• **TEXTO CITADO**:
====================

El ahorro energético carece de ambición y continuidad

CCOO considera que las medidas de ahorro energético propuestas por el Ejecutivo carecen de ambición y continuidad



Hace mucho tiempo que el Gobierno se comprometió a aprobar determinadas leyes sectoriales que incidían directamente en el ahorro de energía, pero la legislatura está a punto de acabar y no se han atrevido a hacerlo, es más, han desoído las propuestas de ley presentadas por CCOO y organizaciones ecologistas sobre movilidad sostenible (2007), ahorro y eficiencia energética (2008), y fiscalidad ambiental (2009).


Para CCOO todas las medidas de ahorro y eficiencia energética propuestas por el Gobierno son sensatas y adecuadas, pero en general carentes de ambición, profundidad y continuidad. Se ha dejado de lado y se ha perdido un tiempo precioso para crear un marco normativo favorable para el ahorro de la energía en todos los sectores.

====================

• **TAREAS DEL EJERCICIO**:
**a)** Responde a estas preguntas sobre el texto del ahorro energético:
(i) ¿En qué año se presentó la propuesta de ley sobre movilidad sostenible?
(ii) ¿Qué tema trataba la propuesta de ley presentada en 2009?
(iii) Según CCOO, ¿de qué tres cualidades carecen en general las medidas del Gobierno?
**b)** Continúa el texto sobre el ahorro energético a partir de su última frase.

Datos de análisis de la maquetación de páginas:
====================

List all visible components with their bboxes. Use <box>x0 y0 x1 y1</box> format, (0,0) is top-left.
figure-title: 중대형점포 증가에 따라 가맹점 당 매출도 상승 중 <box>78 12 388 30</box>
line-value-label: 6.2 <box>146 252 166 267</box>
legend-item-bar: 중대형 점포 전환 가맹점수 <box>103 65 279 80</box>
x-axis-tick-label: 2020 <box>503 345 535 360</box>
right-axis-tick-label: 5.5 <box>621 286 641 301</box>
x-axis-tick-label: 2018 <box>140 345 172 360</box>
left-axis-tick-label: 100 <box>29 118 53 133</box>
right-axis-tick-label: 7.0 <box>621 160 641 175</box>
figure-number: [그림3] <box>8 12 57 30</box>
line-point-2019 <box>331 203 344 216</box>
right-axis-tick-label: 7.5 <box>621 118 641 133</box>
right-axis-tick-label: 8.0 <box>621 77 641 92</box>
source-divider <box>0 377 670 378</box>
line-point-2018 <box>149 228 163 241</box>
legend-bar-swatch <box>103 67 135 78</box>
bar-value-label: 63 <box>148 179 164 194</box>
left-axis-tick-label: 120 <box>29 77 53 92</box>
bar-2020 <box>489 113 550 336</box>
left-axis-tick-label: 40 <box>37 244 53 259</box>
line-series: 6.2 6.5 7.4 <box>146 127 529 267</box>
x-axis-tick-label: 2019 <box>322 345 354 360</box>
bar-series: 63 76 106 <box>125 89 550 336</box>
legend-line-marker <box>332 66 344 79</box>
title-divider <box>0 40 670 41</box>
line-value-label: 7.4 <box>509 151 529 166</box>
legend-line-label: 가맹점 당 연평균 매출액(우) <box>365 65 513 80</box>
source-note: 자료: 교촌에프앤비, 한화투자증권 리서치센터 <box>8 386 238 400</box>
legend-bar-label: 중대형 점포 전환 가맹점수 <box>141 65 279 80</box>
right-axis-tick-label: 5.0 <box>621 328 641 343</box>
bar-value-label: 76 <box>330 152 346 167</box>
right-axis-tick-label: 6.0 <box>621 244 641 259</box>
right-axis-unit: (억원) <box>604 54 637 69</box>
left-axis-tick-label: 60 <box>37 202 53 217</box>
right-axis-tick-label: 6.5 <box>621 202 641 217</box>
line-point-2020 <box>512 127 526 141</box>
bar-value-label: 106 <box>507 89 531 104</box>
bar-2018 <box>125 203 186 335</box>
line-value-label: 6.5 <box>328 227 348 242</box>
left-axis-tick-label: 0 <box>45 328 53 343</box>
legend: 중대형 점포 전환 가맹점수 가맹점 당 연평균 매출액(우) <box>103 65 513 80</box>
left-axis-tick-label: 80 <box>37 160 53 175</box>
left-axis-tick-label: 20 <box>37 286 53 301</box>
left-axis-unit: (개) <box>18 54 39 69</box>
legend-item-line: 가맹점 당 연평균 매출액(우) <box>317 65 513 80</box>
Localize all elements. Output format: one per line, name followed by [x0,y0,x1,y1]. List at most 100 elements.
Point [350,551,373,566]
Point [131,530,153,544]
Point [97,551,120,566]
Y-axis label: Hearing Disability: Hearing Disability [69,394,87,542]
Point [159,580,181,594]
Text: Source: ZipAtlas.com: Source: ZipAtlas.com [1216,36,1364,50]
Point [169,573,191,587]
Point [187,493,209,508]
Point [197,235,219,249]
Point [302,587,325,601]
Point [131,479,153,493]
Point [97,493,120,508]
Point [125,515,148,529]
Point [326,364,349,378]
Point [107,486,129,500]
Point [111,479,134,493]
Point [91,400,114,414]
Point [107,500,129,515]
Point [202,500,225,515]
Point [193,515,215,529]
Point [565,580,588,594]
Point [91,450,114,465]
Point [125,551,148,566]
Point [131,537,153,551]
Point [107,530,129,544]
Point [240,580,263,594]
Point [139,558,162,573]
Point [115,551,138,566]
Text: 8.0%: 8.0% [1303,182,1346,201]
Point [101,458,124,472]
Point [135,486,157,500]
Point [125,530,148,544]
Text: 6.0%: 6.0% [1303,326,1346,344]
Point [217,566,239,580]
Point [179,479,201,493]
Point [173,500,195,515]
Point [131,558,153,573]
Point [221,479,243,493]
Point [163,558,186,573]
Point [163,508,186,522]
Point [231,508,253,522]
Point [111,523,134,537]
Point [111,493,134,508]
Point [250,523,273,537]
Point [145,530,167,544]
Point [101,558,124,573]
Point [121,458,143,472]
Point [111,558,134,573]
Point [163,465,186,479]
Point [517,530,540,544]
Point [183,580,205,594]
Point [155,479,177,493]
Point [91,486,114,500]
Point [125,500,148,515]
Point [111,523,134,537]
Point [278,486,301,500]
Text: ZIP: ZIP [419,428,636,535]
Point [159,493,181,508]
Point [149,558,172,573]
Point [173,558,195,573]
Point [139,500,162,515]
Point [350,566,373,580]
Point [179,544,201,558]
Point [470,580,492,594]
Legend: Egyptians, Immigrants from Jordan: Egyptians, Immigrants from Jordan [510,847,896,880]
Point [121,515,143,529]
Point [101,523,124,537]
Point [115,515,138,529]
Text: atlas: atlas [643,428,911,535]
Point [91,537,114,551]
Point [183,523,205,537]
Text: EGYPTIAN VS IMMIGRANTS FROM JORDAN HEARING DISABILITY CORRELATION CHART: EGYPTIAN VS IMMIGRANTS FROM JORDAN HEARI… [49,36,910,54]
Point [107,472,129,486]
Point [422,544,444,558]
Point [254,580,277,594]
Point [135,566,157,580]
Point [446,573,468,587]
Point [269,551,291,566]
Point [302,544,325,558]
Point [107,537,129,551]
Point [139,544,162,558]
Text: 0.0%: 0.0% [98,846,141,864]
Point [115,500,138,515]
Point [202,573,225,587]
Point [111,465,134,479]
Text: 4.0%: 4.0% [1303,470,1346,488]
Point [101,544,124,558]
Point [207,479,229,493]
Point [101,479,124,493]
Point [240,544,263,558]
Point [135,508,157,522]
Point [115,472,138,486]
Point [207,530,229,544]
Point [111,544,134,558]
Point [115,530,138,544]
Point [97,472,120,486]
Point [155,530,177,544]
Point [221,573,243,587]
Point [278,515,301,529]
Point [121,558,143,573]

====================

• **RESPUESTAS**:
**a)**
(i) En 2007.
(ii) La fiscalidad ambiental.
(iii) De ambición, profundidad y continuidad.

**b)**
CCOO hace un repaso por las políticas de ahorro y eficiencia energética realizadas y considera que en el caso de la medida estrella, como la Estrategia Española de Eficiencia Energética de 2004 y sus sucesivos planes de acción, 2008-2012, los fondos públicos de poco más de 400 millones de euros han sido escasos, su ejecución ha sido generalmente lenta por parte de las CCAA, y a fecha de hoy no existen ni indicadores ni resultados claros sobre su eficacia.


En el marco de estos planes o al margen de ellos, se han desarrollado también diversos programas sectoriales o parciales con distinta repercusión: El Plan para el ahorro en los Edificios de la Administración del Estado (2007) se implementa, por ejemplo, con notable relajación, y en el terreno de la edificación, se han aprobado normas como el código Técnico de la Edificación (2006), el Reglamento de Instalaciones Térmicas (2007) o el procedimiento para la certificación energética (2007), que mejoran la eficiencia energética, pero los programas de ayuda para actuar respecto de los edificios y viviendas existentes CCOO considera que no son suficientemente audaces.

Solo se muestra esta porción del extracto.